Figure record listings
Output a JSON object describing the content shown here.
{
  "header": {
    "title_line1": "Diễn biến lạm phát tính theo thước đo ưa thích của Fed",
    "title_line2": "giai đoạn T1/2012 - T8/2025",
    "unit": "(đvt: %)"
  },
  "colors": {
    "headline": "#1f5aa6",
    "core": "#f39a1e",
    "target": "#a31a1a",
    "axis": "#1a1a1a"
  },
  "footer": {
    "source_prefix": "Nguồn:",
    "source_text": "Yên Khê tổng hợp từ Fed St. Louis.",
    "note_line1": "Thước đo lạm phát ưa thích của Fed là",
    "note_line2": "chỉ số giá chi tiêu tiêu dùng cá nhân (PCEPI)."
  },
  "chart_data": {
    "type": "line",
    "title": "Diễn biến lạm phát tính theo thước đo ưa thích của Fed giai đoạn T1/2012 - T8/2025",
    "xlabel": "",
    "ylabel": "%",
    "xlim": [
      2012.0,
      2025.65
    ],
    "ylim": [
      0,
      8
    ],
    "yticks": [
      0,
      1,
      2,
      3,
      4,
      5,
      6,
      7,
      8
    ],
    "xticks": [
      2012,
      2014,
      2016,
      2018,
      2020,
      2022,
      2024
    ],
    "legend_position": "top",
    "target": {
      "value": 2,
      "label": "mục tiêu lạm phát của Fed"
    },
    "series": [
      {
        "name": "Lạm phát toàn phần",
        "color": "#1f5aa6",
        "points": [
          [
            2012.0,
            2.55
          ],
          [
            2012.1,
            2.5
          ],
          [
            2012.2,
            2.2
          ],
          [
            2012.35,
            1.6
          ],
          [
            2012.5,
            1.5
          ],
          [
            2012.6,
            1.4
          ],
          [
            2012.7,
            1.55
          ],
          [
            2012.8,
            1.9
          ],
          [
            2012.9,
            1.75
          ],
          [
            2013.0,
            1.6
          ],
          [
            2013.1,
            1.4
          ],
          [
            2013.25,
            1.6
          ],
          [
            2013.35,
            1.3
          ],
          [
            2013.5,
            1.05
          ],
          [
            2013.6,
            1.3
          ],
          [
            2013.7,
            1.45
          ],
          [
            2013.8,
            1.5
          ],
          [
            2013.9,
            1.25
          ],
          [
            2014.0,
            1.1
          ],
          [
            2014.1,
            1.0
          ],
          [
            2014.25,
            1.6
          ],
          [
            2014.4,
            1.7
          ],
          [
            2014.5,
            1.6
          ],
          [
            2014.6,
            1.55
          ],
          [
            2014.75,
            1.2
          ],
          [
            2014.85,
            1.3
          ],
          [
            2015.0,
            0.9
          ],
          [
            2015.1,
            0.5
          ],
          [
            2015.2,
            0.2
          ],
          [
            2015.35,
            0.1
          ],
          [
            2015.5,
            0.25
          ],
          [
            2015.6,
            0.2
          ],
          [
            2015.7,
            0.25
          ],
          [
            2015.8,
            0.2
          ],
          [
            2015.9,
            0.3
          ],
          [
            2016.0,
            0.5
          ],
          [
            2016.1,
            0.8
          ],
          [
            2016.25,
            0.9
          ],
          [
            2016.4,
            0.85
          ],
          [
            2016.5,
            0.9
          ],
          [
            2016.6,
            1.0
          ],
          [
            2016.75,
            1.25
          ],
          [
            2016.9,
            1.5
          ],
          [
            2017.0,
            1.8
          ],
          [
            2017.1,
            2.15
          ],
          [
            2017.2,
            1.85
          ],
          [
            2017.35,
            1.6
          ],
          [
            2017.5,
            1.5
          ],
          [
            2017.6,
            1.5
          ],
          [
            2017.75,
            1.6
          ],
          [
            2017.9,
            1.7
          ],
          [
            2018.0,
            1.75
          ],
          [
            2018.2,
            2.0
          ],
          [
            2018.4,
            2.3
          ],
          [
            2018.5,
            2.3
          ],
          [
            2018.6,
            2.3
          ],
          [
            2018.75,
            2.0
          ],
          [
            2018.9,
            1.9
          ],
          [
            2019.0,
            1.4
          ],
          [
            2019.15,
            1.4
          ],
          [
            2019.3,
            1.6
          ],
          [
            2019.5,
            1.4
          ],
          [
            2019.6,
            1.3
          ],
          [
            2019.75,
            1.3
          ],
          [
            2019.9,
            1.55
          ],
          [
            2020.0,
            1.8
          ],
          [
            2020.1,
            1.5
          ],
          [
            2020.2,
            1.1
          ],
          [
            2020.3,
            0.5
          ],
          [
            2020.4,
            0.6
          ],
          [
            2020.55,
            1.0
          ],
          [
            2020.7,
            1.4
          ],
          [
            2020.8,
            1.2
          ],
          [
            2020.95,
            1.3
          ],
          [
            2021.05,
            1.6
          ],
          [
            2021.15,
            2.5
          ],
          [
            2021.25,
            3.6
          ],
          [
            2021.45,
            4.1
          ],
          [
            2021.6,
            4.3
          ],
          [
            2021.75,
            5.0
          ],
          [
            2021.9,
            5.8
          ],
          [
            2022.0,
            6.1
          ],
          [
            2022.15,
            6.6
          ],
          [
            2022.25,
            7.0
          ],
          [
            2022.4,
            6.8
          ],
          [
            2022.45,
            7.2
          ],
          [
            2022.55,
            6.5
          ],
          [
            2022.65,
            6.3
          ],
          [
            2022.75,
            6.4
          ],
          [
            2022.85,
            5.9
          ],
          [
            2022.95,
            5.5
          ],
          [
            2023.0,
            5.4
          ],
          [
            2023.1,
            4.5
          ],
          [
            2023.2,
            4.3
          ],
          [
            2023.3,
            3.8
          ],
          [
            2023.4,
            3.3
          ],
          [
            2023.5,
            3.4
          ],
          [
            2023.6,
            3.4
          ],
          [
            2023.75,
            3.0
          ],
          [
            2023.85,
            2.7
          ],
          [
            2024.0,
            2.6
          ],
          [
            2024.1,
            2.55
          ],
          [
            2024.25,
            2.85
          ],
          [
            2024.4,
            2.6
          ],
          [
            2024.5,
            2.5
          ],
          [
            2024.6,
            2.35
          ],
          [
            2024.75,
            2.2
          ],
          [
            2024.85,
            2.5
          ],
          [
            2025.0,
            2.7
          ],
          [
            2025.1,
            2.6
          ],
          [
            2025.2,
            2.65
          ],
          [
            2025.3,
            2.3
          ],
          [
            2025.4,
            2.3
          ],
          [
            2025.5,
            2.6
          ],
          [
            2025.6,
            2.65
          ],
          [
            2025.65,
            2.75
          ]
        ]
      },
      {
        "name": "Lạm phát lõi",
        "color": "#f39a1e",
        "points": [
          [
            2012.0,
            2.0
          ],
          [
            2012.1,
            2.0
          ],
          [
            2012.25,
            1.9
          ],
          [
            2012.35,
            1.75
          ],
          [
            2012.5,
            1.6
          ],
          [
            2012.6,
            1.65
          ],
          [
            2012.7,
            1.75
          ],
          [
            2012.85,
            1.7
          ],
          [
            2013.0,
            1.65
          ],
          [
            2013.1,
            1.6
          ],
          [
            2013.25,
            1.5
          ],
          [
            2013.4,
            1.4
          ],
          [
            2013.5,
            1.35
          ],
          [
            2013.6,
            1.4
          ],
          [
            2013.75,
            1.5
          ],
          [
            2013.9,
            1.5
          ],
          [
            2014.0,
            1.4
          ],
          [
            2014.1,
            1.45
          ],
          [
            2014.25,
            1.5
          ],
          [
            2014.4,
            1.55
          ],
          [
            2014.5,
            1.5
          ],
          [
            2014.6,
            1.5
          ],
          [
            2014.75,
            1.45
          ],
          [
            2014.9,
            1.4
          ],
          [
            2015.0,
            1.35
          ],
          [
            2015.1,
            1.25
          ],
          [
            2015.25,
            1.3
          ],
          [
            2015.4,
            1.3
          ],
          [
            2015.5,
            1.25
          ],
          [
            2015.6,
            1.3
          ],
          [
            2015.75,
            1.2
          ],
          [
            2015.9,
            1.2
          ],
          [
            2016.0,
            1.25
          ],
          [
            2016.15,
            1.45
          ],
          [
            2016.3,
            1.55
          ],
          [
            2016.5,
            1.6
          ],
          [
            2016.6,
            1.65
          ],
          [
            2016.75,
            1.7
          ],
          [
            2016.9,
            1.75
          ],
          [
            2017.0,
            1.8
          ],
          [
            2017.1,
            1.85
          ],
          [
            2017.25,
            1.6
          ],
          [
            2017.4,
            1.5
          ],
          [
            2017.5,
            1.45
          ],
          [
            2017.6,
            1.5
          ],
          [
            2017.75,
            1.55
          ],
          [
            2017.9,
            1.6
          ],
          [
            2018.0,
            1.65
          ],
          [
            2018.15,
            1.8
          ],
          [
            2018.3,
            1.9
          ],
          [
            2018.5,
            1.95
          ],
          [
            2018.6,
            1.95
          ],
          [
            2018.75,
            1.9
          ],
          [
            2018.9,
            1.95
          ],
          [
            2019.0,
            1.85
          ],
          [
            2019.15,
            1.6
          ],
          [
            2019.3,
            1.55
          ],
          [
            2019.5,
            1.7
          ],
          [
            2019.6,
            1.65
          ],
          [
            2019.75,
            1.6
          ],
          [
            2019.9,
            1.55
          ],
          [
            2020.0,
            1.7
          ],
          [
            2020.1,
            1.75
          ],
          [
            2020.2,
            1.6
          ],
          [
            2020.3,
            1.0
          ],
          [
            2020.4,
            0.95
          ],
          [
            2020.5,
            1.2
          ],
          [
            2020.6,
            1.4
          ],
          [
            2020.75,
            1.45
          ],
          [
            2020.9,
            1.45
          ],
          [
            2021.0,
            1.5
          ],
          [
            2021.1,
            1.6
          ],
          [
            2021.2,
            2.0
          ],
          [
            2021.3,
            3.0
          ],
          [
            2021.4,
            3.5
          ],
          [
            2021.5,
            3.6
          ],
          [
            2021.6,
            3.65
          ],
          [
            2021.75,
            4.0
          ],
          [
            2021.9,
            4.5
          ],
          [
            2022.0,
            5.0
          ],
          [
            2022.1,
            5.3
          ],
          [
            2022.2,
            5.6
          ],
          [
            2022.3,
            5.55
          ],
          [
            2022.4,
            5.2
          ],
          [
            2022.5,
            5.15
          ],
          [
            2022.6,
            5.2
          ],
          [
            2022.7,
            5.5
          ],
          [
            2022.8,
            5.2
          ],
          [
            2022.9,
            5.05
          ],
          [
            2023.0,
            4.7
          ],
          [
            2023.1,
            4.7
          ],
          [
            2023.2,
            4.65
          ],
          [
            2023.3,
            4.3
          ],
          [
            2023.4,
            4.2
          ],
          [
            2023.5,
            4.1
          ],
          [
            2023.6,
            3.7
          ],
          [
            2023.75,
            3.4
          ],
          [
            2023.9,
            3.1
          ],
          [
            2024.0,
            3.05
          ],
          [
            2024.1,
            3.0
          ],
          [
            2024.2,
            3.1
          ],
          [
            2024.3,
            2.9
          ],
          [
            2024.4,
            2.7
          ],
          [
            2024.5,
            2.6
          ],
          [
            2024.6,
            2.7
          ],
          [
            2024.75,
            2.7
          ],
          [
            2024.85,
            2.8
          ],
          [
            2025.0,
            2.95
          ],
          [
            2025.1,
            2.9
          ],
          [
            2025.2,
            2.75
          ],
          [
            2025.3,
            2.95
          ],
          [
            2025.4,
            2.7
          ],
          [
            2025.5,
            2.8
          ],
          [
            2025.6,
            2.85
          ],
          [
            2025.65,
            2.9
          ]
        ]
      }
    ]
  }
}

Problem:
List each line holding the string "biến".

The answer:
    "title_line1": "Diễn biến lạm phát tính theo thước đo ưa thích của Fed",
    "title": "Diễn biến lạm phát tính theo thước đo ưa thích của Fed giai đoạn T1/2012 - T8/2025",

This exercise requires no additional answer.